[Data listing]
——————————
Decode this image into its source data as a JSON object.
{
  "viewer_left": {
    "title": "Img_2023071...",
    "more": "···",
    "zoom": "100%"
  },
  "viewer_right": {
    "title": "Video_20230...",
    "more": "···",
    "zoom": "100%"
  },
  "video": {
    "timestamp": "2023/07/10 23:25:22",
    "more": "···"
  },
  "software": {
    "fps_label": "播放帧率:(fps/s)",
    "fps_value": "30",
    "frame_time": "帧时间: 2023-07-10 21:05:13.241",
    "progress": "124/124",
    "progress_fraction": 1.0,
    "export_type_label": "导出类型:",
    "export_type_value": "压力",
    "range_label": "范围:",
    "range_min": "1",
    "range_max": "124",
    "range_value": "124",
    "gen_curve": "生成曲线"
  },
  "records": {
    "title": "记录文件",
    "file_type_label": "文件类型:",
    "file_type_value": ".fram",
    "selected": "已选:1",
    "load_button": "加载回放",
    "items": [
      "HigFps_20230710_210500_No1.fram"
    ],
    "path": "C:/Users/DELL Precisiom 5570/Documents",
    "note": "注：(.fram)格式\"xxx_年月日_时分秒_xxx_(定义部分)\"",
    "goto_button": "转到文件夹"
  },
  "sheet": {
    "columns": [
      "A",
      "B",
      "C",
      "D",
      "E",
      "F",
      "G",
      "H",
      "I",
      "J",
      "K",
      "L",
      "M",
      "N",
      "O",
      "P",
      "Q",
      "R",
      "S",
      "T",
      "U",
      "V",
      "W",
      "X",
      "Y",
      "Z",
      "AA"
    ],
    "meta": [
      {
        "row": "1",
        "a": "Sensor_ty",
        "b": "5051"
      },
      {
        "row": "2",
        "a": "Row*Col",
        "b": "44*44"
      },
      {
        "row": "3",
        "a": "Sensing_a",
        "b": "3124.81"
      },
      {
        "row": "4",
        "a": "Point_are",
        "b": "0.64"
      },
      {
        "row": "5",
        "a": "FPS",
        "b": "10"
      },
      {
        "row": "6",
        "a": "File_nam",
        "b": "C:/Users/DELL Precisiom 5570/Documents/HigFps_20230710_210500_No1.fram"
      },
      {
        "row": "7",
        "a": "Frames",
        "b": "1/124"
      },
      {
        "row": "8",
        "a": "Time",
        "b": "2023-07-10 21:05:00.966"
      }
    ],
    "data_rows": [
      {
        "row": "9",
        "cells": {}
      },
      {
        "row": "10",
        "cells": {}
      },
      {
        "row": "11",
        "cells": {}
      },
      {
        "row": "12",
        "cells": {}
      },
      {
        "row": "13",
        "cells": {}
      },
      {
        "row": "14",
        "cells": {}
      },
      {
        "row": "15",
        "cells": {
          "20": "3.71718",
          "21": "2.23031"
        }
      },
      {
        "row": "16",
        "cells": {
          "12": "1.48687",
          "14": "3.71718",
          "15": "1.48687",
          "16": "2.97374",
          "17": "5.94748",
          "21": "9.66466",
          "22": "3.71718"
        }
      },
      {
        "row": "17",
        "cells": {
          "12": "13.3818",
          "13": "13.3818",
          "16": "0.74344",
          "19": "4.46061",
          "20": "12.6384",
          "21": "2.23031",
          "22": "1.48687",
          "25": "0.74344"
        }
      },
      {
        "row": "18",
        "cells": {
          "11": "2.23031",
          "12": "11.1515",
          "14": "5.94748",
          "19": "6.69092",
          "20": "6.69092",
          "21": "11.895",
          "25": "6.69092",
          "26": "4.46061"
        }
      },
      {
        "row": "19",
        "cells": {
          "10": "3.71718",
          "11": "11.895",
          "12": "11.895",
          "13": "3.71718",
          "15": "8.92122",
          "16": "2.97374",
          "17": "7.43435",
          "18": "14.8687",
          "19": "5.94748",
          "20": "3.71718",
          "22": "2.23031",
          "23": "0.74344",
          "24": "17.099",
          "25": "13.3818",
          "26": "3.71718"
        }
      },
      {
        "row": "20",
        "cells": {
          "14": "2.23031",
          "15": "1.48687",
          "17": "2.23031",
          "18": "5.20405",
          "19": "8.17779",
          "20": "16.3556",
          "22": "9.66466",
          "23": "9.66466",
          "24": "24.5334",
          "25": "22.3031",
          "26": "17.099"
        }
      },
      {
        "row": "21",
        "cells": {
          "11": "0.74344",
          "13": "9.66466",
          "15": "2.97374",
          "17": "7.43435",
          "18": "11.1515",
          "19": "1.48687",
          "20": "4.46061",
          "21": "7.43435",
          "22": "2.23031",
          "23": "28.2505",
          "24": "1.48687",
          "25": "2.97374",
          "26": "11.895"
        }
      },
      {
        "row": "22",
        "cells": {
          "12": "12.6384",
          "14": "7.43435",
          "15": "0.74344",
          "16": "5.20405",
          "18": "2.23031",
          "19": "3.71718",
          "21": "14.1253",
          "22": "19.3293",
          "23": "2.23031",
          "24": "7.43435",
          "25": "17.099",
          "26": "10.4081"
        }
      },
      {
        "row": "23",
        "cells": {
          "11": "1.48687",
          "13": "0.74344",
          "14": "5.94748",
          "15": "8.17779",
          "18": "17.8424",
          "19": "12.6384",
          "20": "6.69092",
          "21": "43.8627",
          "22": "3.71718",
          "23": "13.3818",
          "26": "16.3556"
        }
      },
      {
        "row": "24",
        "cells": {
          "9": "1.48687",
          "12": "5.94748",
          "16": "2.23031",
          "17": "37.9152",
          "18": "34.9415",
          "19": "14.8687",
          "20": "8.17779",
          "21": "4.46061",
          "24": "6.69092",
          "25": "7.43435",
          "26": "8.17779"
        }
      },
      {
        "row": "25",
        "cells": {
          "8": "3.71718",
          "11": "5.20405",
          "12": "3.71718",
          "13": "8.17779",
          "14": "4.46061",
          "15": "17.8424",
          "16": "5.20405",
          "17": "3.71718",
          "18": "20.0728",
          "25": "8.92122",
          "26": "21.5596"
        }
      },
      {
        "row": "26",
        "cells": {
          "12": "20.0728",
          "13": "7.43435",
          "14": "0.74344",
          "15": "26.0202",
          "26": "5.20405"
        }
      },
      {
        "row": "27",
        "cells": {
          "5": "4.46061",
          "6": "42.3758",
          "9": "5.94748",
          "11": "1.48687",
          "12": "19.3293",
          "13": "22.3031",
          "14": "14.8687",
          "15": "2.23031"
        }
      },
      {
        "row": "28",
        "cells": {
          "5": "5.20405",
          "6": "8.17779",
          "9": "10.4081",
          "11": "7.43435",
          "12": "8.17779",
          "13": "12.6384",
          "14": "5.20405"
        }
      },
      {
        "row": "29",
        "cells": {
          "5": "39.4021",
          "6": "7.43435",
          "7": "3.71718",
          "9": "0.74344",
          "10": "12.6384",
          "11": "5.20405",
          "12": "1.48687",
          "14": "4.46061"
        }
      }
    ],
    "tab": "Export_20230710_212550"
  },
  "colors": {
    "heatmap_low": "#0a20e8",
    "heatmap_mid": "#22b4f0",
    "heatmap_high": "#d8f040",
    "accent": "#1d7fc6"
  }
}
——————————
### [WORK TO DO]
Repeat every line of the records above exactly.

### [RESPONSE BELOW]
Decode this image into its source data as a JSON object.
{
  "viewer_left": {
    "title": "Img_2023071...",
    "more": "···",
    "zoom": "100%"
  },
  "viewer_right": {
    "title": "Video_20230...",
    "more": "···",
    "zoom": "100%"
  },
  "video": {
    "timestamp": "2023/07/10 23:25:22",
    "more": "···"
  },
  "software": {
    "fps_label": "播放帧率:(fps/s)",
    "fps_value": "30",
    "frame_time": "帧时间: 2023-07-10 21:05:13.241",
    "progress": "124/124",
    "progress_fraction": 1.0,
    "export_type_label": "导出类型:",
    "export_type_value": "压力",
    "range_label": "范围:",
    "range_min": "1",
    "range_max": "124",
    "range_value": "124",
    "gen_curve": "生成曲线"
  },
  "records": {
    "title": "记录文件",
    "file_type_label": "文件类型:",
    "file_type_value": ".fram",
    "selected": "已选:1",
    "load_button": "加载回放",
    "items": [
      "HigFps_20230710_210500_No1.fram"
    ],
    "path": "C:/Users/DELL Precisiom 5570/Documents",
    "note": "注：(.fram)格式\"xxx_年月日_时分秒_xxx_(定义部分)\"",
    "goto_button": "转到文件夹"
  },
  "sheet": {
    "columns": [
      "A",
      "B",
      "C",
      "D",
      "E",
      "F",
      "G",
      "H",
      "I",
      "J",
      "K",
      "L",
      "M",
      "N",
      "O",
      "P",
      "Q",
      "R",
      "S",
      "T",
      "U",
      "V",
      "W",
      "X",
      "Y",
      "Z",
      "AA"
    ],
    "meta": [
      {
        "row": "1",
        "a": "Sensor_ty",
        "b": "5051"
      },
      {
        "row": "2",
        "a": "Row*Col",
        "b": "44*44"
      },
      {
        "row": "3",
        "a": "Sensing_a",
        "b": "3124.81"
      },
      {
        "row": "4",
        "a": "Point_are",
        "b": "0.64"
      },
      {
        "row": "5",
        "a": "FPS",
        "b": "10"
      },
      {
        "row": "6",
        "a": "File_nam",
        "b": "C:/Users/DELL Precisiom 5570/Documents/HigFps_20230710_210500_No1.fram"
      },
      {
        "row": "7",
        "a": "Frames",
        "b": "1/124"
      },
      {
        "row": "8",
        "a": "Time",
        "b": "2023-07-10 21:05:00.966"
      }
    ],
    "data_rows": [
      {
        "row": "9",
        "cells": {}
      },
      {
        "row": "10",
        "cells": {}
      },
      {
        "row": "11",
        "cells": {}
      },
      {
        "row": "12",
        "cells": {}
      },
      {
        "row": "13",
        "cells": {}
      },
      {
        "row": "14",
        "cells": {}
      },
      {
        "row": "15",
        "cells": {
          "20": "3.71718",
          "21": "2.23031"
        }
      },
      {
        "row": "16",
        "cells": {
          "12": "1.48687",
          "14": "3.71718",
          "15": "1.48687",
          "16": "2.97374",
          "17": "5.94748",
          "21": "9.66466",
          "22": "3.71718"
        }
      },
      {
        "row": "17",
        "cells": {
          "12": "13.3818",
          "13": "13.3818",
          "16": "0.74344",
          "19": "4.46061",
          "20": "12.6384",
          "21": "2.23031",
          "22": "1.48687",
          "25": "0.74344"
        }
      },
      {
        "row": "18",
        "cells": {
          "11": "2.23031",
          "12": "11.1515",
          "14": "5.94748",
          "19": "6.69092",
          "20": "6.69092",
          "21": "11.895",
          "25": "6.69092",
          "26": "4.46061"
        }
      },
      {
        "row": "19",
        "cells": {
          "10": "3.71718",
          "11": "11.895",
          "12": "11.895",
          "13": "3.71718",
          "15": "8.92122",
          "16": "2.97374",
          "17": "7.43435",
          "18": "14.8687",
          "19": "5.94748",
          "20": "3.71718",
          "22": "2.23031",
          "23": "0.74344",
          "24": "17.099",
          "25": "13.3818",
          "26": "3.71718"
        }
      },
      {
        "row": "20",
        "cells": {
          "14": "2.23031",
          "15": "1.48687",
          "17": "2.23031",
          "18": "5.20405",
          "19": "8.17779",
          "20": "16.3556",
          "22": "9.66466",
          "23": "9.66466",
          "24": "24.5334",
          "25": "22.3031",
          "26": "17.099"
        }
      },
      {
        "row": "21",
        "cells": {
          "11": "0.74344",
          "13": "9.66466",
          "15": "2.97374",
          "17": "7.43435",
          "18": "11.1515",
          "19": "1.48687",
          "20": "4.46061",
          "21": "7.43435",
          "22": "2.23031",
          "23": "28.2505",
          "24": "1.48687",
          "25": "2.97374",
          "26": "11.895"
        }
      },
      {
        "row": "22",
        "cells": {
          "12": "12.6384",
          "14": "7.43435",
          "15": "0.74344",
          "16": "5.20405",
          "18": "2.23031",
          "19": "3.71718",
          "21": "14.1253",
          "22": "19.3293",
          "23": "2.23031",
          "24": "7.43435",
          "25": "17.099",
          "26": "10.4081"
        }
      },
      {
        "row": "23",
        "cells": {
          "11": "1.48687",
          "13": "0.74344",
          "14": "5.94748",
          "15": "8.17779",
          "18": "17.8424",
          "19": "12.6384",
          "20": "6.69092",
          "21": "43.8627",
          "22": "3.71718",
          "23": "13.3818",
          "26": "16.3556"
        }
      },
      {
        "row": "24",
        "cells": {
          "9": "1.48687",
          "12": "5.94748",
          "16": "2.23031",
          "17": "37.9152",
          "18": "34.9415",
          "19": "14.8687",
          "20": "8.17779",
          "21": "4.46061",
          "24": "6.69092",
          "25": "7.43435",
          "26": "8.17779"
        }
      },
      {
        "row": "25",
        "cells": {
          "8": "3.71718",
          "11": "5.20405",
          "12": "3.71718",
          "13": "8.17779",
          "14": "4.46061",
          "15": "17.8424",
          "16": "5.20405",
          "17": "3.71718",
          "18": "20.0728",
          "25": "8.92122",
          "26": "21.5596"
        }
      },
      {
        "row": "26",
        "cells": {
          "12": "20.0728",
          "13": "7.43435",
          "14": "0.74344",
          "15": "26.0202",
          "26": "5.20405"
        }
      },
      {
        "row": "27",
        "cells": {
          "5": "4.46061",
          "6": "42.3758",
          "9": "5.94748",
          "11": "1.48687",
          "12": "19.3293",
          "13": "22.3031",
          "14": "14.8687",
          "15": "2.23031"
        }
      },
      {
        "row": "28",
        "cells": {
          "5": "5.20405",
          "6": "8.17779",
          "9": "10.4081",
          "11": "7.43435",
          "12": "8.17779",
          "13": "12.6384",
          "14": "5.20405"
        }
      },
      {
        "row": "29",
        "cells": {
          "5": "39.4021",
          "6": "7.43435",
          "7": "3.71718",
          "9": "0.74344",
          "10": "12.6384",
          "11": "5.20405",
          "12": "1.48687",
          "14": "4.46061"
        }
      }
    ],
    "tab": "Export_20230710_212550"
  },
  "colors": {
    "heatmap_low": "#0a20e8",
    "heatmap_mid": "#22b4f0",
    "heatmap_high": "#d8f040",
    "accent": "#1d7fc6"
  }
}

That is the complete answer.